- **WORK REQUIRED**: Select lines where the word "likes" appears.

[Stored data]
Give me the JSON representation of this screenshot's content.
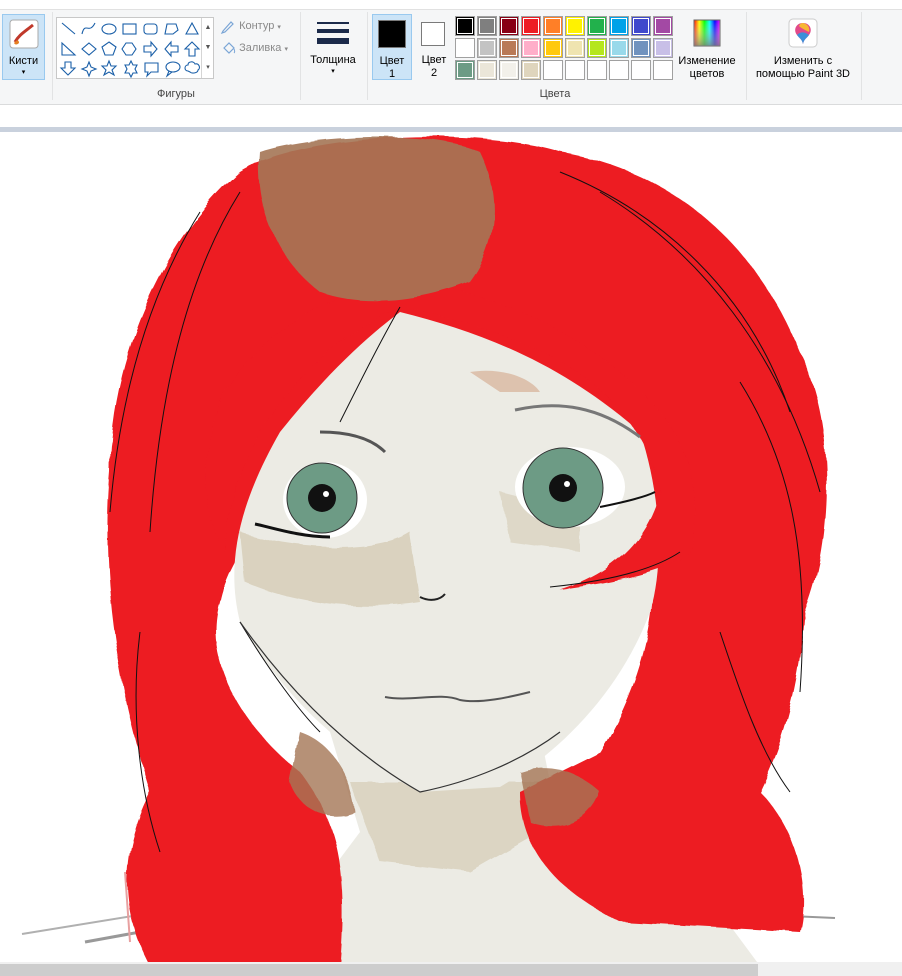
{
  "ribbon": {
    "brushes": {
      "label": "Кисти",
      "dropdown": "▾"
    },
    "shapes_group_label": "Фигуры",
    "outline_label": "Контур",
    "fill_label": "Заливка",
    "thickness_label": "Толщина",
    "color1": {
      "label_line1": "Цвет",
      "label_line2": "1",
      "value": "#000000"
    },
    "color2": {
      "label_line1": "Цвет",
      "label_line2": "2",
      "value": "#ffffff"
    },
    "colors_group_label": "Цвета",
    "edit_colors": {
      "line1": "Изменение",
      "line2": "цветов"
    },
    "paint3d": {
      "line1": "Изменить с",
      "line2": "помощью Paint 3D"
    },
    "palette": [
      "#000000",
      "#7f7f7f",
      "#880015",
      "#ed1c24",
      "#ff7f27",
      "#fff200",
      "#22b14c",
      "#00a2e8",
      "#3f48cc",
      "#a349a4",
      "#ffffff",
      "#c3c3c3",
      "#b97a57",
      "#ffaec9",
      "#ffc90e",
      "#efe4b0",
      "#b5e61d",
      "#99d9ea",
      "#7092be",
      "#c8bfe7",
      "#6d9b85",
      "#ebe6d9",
      "#f2f0ea",
      "#dfd5bd",
      "#ffffff",
      "#ffffff",
      "#ffffff",
      "#ffffff",
      "#ffffff",
      "#ffffff"
    ]
  },
  "shapes": [
    "line",
    "curve",
    "oval",
    "rectangle",
    "rounded-rectangle",
    "polygon",
    "triangle",
    "right-triangle",
    "diamond",
    "pentagon",
    "hexagon",
    "right-arrow",
    "left-arrow",
    "up-arrow",
    "down-arrow",
    "four-point-star",
    "five-point-star",
    "six-point-star",
    "rounded-callout",
    "oval-callout",
    "cloud-callout"
  ],
  "drawing_colors": {
    "hair": "#ed1c24",
    "hair_brown": "#a57656",
    "skin": "#ecebe4",
    "iris": "#6d9b85",
    "shading": "#d6cdb6"
  }
}
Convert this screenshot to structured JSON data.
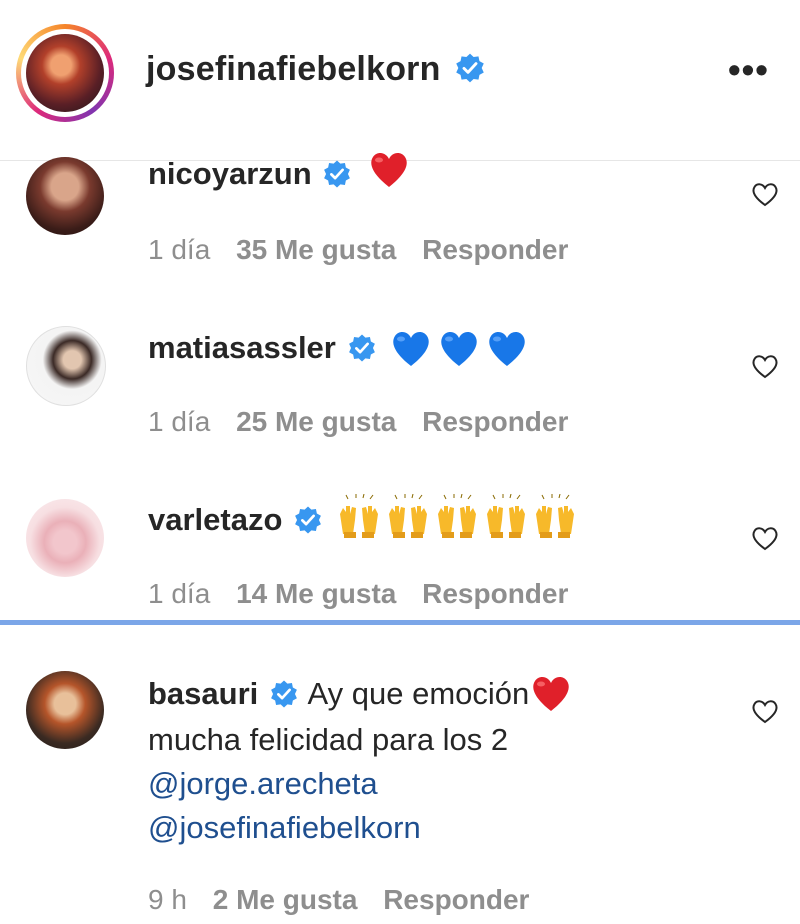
{
  "header": {
    "username": "josefinafiebelkorn",
    "more_label": "•••"
  },
  "comments": [
    {
      "username": "nicoyarzun",
      "text": "",
      "emoji": "red-heart",
      "time": "1 día",
      "likes": "35 Me gusta",
      "reply": "Responder"
    },
    {
      "username": "matiasassler",
      "text": "",
      "emoji": "blue-heart x3",
      "time": "1 día",
      "likes": "25 Me gusta",
      "reply": "Responder"
    },
    {
      "username": "varletazo",
      "text": "",
      "emoji": "raising-hands x5",
      "time": "1 día",
      "likes": "14 Me gusta",
      "reply": "Responder"
    },
    {
      "username": "basauri",
      "text_line1": "Ay que emoción",
      "text_line2": "mucha felicidad para los 2",
      "mention1": "@jorge.arecheta",
      "mention2": "@josefinafiebelkorn",
      "emoji": "red-heart",
      "time": "9 h",
      "likes": "2 Me gusta",
      "reply": "Responder"
    }
  ],
  "colors": {
    "verified": "#3897f0",
    "divider": "#7ba6e8",
    "mention": "#1f4f8f",
    "meta": "#8e8e8e"
  }
}
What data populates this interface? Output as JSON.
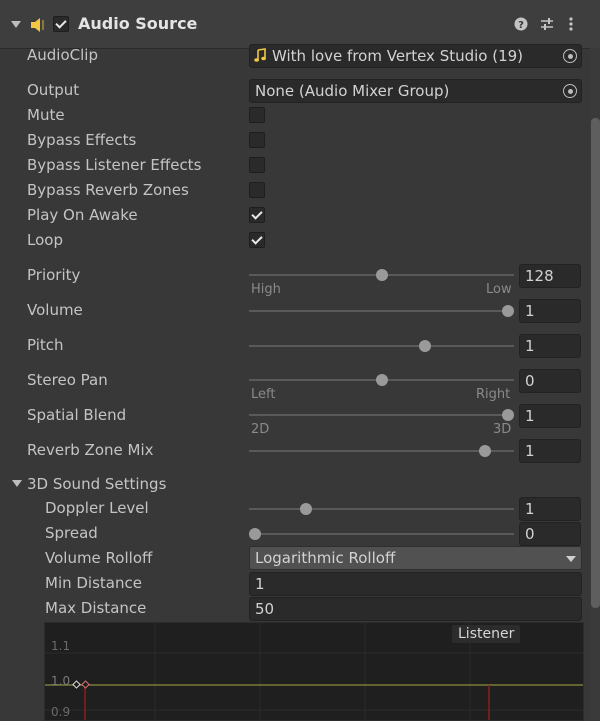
{
  "header": {
    "title": "Audio Source",
    "enabled": true
  },
  "fields": {
    "audioclip": {
      "label": "AudioClip",
      "value": "With love from Vertex Studio (19)"
    },
    "output": {
      "label": "Output",
      "value": "None (Audio Mixer Group)"
    }
  },
  "toggles": [
    {
      "label": "Mute",
      "checked": false
    },
    {
      "label": "Bypass Effects",
      "checked": false
    },
    {
      "label": "Bypass Listener Effects",
      "checked": false
    },
    {
      "label": "Bypass Reverb Zones",
      "checked": false
    },
    {
      "label": "Play On Awake",
      "checked": true
    },
    {
      "label": "Loop",
      "checked": true
    }
  ],
  "sliders": {
    "priority": {
      "label": "Priority",
      "value": "128",
      "fraction": 0.5,
      "min_label": "High",
      "max_label": "Low"
    },
    "volume": {
      "label": "Volume",
      "value": "1",
      "fraction": 1.0
    },
    "pitch": {
      "label": "Pitch",
      "value": "1",
      "fraction": 0.67
    },
    "stereo_pan": {
      "label": "Stereo Pan",
      "value": "0",
      "fraction": 0.5,
      "min_label": "Left",
      "max_label": "Right"
    },
    "spatial_blend": {
      "label": "Spatial Blend",
      "value": "1",
      "fraction": 1.0,
      "min_label": "2D",
      "max_label": "3D"
    },
    "reverb_zone_mix": {
      "label": "Reverb Zone Mix",
      "value": "1",
      "fraction": 0.91
    }
  },
  "sound3d": {
    "title": "3D Sound Settings",
    "doppler": {
      "label": "Doppler Level",
      "value": "1",
      "fraction": 0.2
    },
    "spread": {
      "label": "Spread",
      "value": "0",
      "fraction": 0.0
    },
    "rolloff": {
      "label": "Volume Rolloff",
      "value": "Logarithmic Rolloff"
    },
    "min_distance": {
      "label": "Min Distance",
      "value": "1"
    },
    "max_distance": {
      "label": "Max Distance",
      "value": "50"
    }
  },
  "graph": {
    "listener_label": "Listener",
    "y_ticks": [
      "1.1",
      "1.0",
      "0.9"
    ]
  },
  "colors": {
    "accent_yellow": "#f2c744",
    "curve_line": "#a0a03a",
    "listener_line": "#8a1f1f"
  },
  "icons": {
    "component": "audio-source-icon",
    "help": "help-icon",
    "presets": "presets-icon",
    "menu": "kebab-menu-icon",
    "clip": "music-note-icon",
    "picker": "object-picker-icon"
  }
}
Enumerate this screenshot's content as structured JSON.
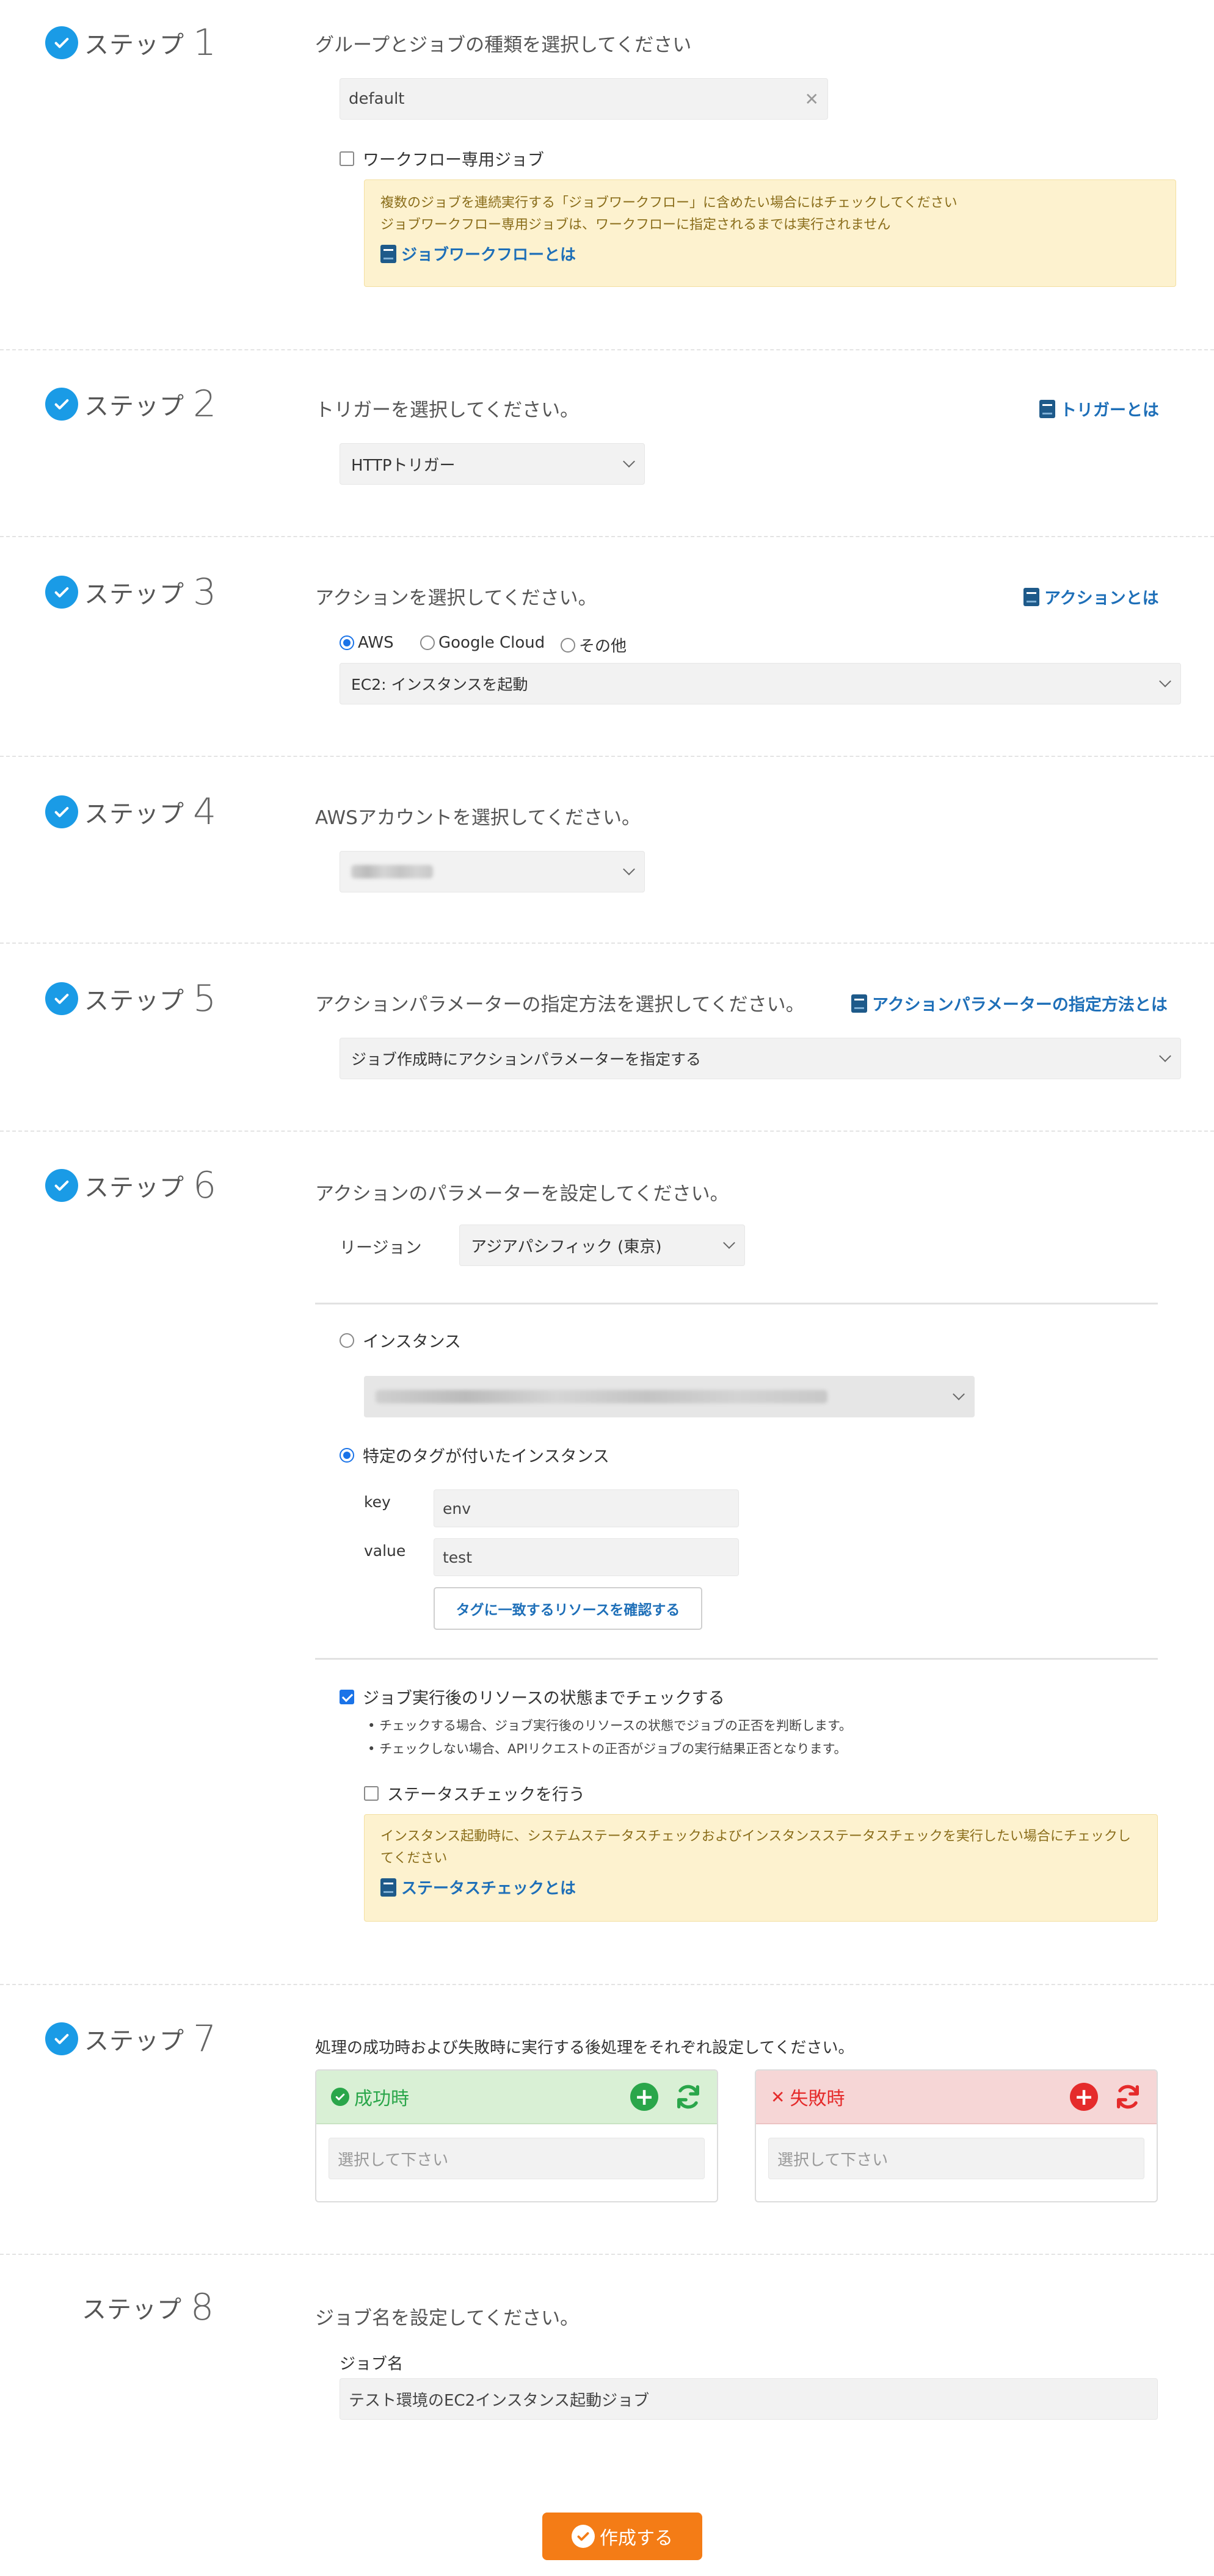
{
  "steps": {
    "s1": {
      "word": "ステップ",
      "num": "1"
    },
    "s2": {
      "word": "ステップ",
      "num": "2"
    },
    "s3": {
      "word": "ステップ",
      "num": "3"
    },
    "s4": {
      "word": "ステップ",
      "num": "4"
    },
    "s5": {
      "word": "ステップ",
      "num": "5"
    },
    "s6": {
      "word": "ステップ",
      "num": "6"
    },
    "s7": {
      "word": "ステップ",
      "num": "7"
    },
    "s8": {
      "word": "ステップ",
      "num": "8"
    }
  },
  "step1": {
    "heading": "グループとジョブの種類を選択してください",
    "group_value": "default",
    "clear_icon": "✕",
    "workflow_only_label": "ワークフロー専用ジョブ",
    "note_line1": "複数のジョブを連続実行する「ジョブワークフロー」に含めたい場合にはチェックしてください",
    "note_line2": "ジョブワークフロー専用ジョブは、ワークフローに指定されるまでは実行されません",
    "note_link": "ジョブワークフローとは"
  },
  "step2": {
    "heading": "トリガーを選択してください。",
    "link": "トリガーとは",
    "trigger_value": "HTTPトリガー"
  },
  "step3": {
    "heading": "アクションを選択してください。",
    "link": "アクションとは",
    "providers": [
      "AWS",
      "Google Cloud",
      "その他"
    ],
    "selected_provider": "AWS",
    "action_value": "EC2: インスタンスを起動"
  },
  "step4": {
    "heading": "AWSアカウントを選択してください。"
  },
  "step5": {
    "heading": "アクションパラメーターの指定方法を選択してください。",
    "link": "アクションパラメーターの指定方法とは",
    "method_value": "ジョブ作成時にアクションパラメーターを指定する"
  },
  "step6": {
    "heading": "アクションのパラメーターを設定してください。",
    "region_label": "リージョン",
    "region_value": "アジアパシフィック (東京)",
    "instance_label": "インスタンス",
    "tagged_label": "特定のタグが付いたインスタンス",
    "key_label": "key",
    "key_value": "env",
    "value_label": "value",
    "value_value": "test",
    "confirm_button": "タグに一致するリソースを確認する",
    "check_state_label": "ジョブ実行後のリソースの状態までチェックする",
    "bullet1": "チェックする場合、ジョブ実行後のリソースの状態でジョブの正否を判断します。",
    "bullet2": "チェックしない場合、APIリクエストの正否がジョブの実行結果正否となります。",
    "status_check_label": "ステータスチェックを行う",
    "note_line1": "インスタンス起動時に、システムステータスチェックおよびインスタンスステータスチェックを実行したい場合にチェックし",
    "note_line2": "てください",
    "note_link": "ステータスチェックとは"
  },
  "step7": {
    "heading": "処理の成功時および失敗時に実行する後処理をそれぞれ設定してください。",
    "success_title": "成功時",
    "failure_title": "失敗時",
    "success_placeholder": "選択して下さい",
    "failure_placeholder": "選択して下さい",
    "plus": "+",
    "fail_mark": "✕"
  },
  "step8": {
    "heading": "ジョブ名を設定してください。",
    "name_label": "ジョブ名",
    "name_value": "テスト環境のEC2インスタンス起動ジョブ"
  },
  "create_button": "作成する",
  "colors": {
    "accent_blue": "#1a9be6",
    "link_blue": "#1e6fb8",
    "success_green": "#2aa64a",
    "failure_red": "#e52b2b",
    "create_orange": "#f47c16",
    "note_bg": "#fdf2cf"
  }
}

- **FINISHED ANSWER**:
      "likes": "35 Me gusta",
      "likes": "25 Me gusta",
      "likes": "14 Me gusta",
      "likes": "2 Me gusta",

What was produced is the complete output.